#### RECORD EXCERPTS:
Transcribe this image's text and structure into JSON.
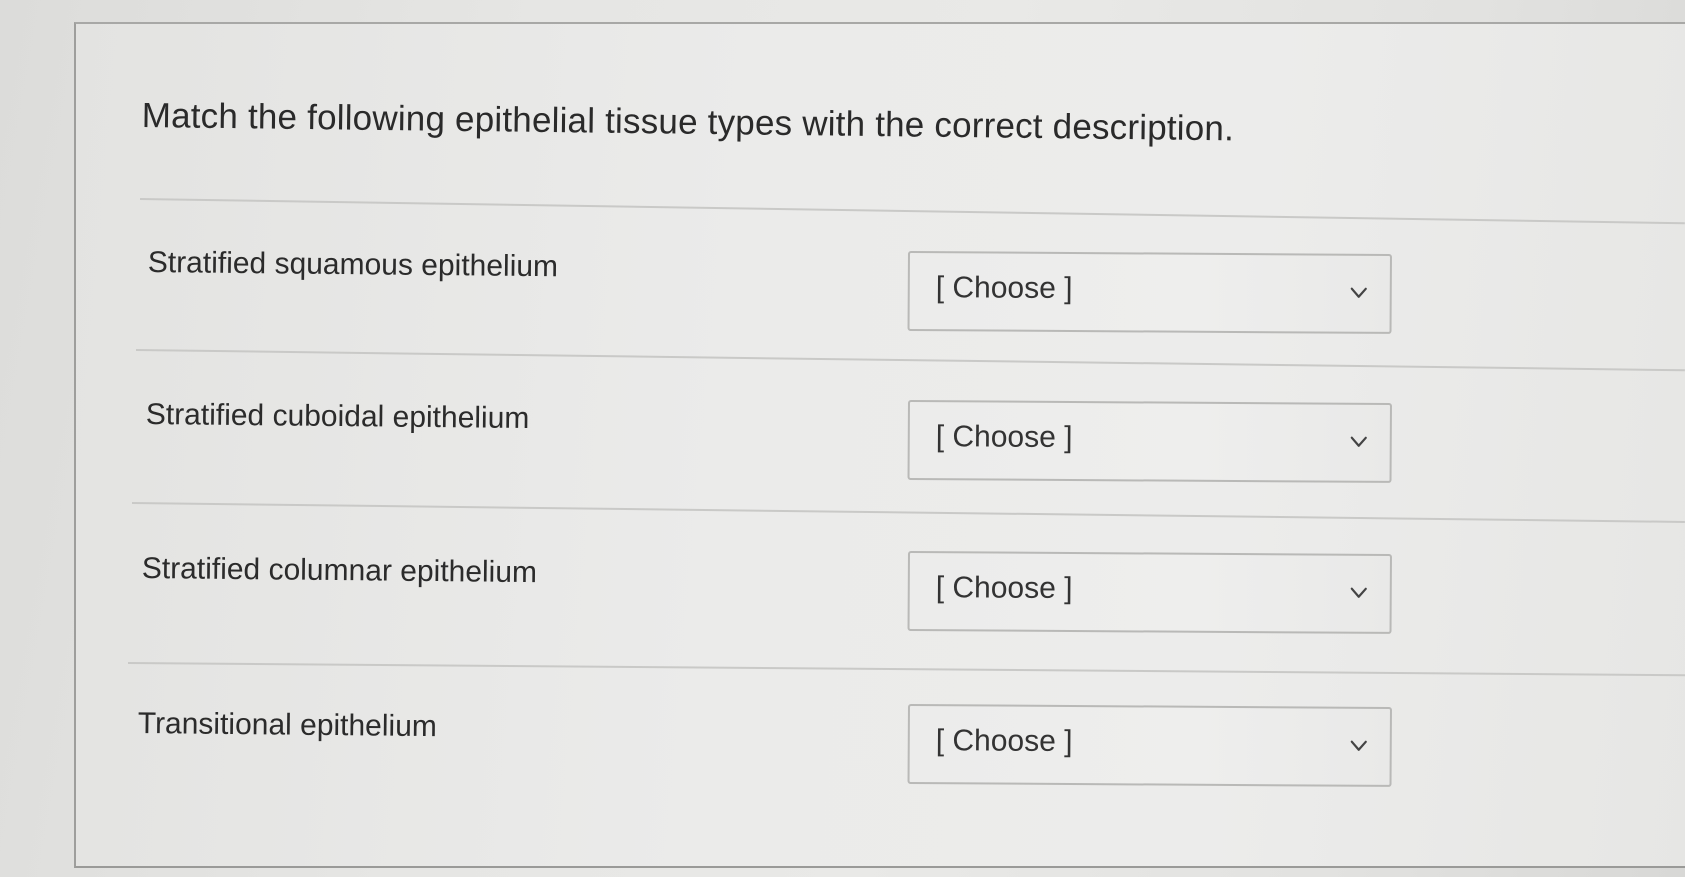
{
  "question": {
    "prompt": "Match the following epithelial tissue types with the correct description."
  },
  "matches": [
    {
      "term": "Stratified squamous epithelium",
      "selected": "[ Choose ]"
    },
    {
      "term": "Stratified cuboidal epithelium",
      "selected": "[ Choose ]"
    },
    {
      "term": "Stratified columnar epithelium",
      "selected": "[ Choose ]"
    },
    {
      "term": "Transitional epithelium",
      "selected": "[ Choose ]"
    }
  ],
  "icons": {
    "dropdown": "chevron-down-icon"
  },
  "colors": {
    "text": "#2b2b2b",
    "panel_background": "#ebebea",
    "select_border": "#b9b9b7",
    "divider": "#c9c9c7"
  }
}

#### TO DO:
Tally the lines of the records holding the word "term", then state only the tally.

#### TASK RESULT:
4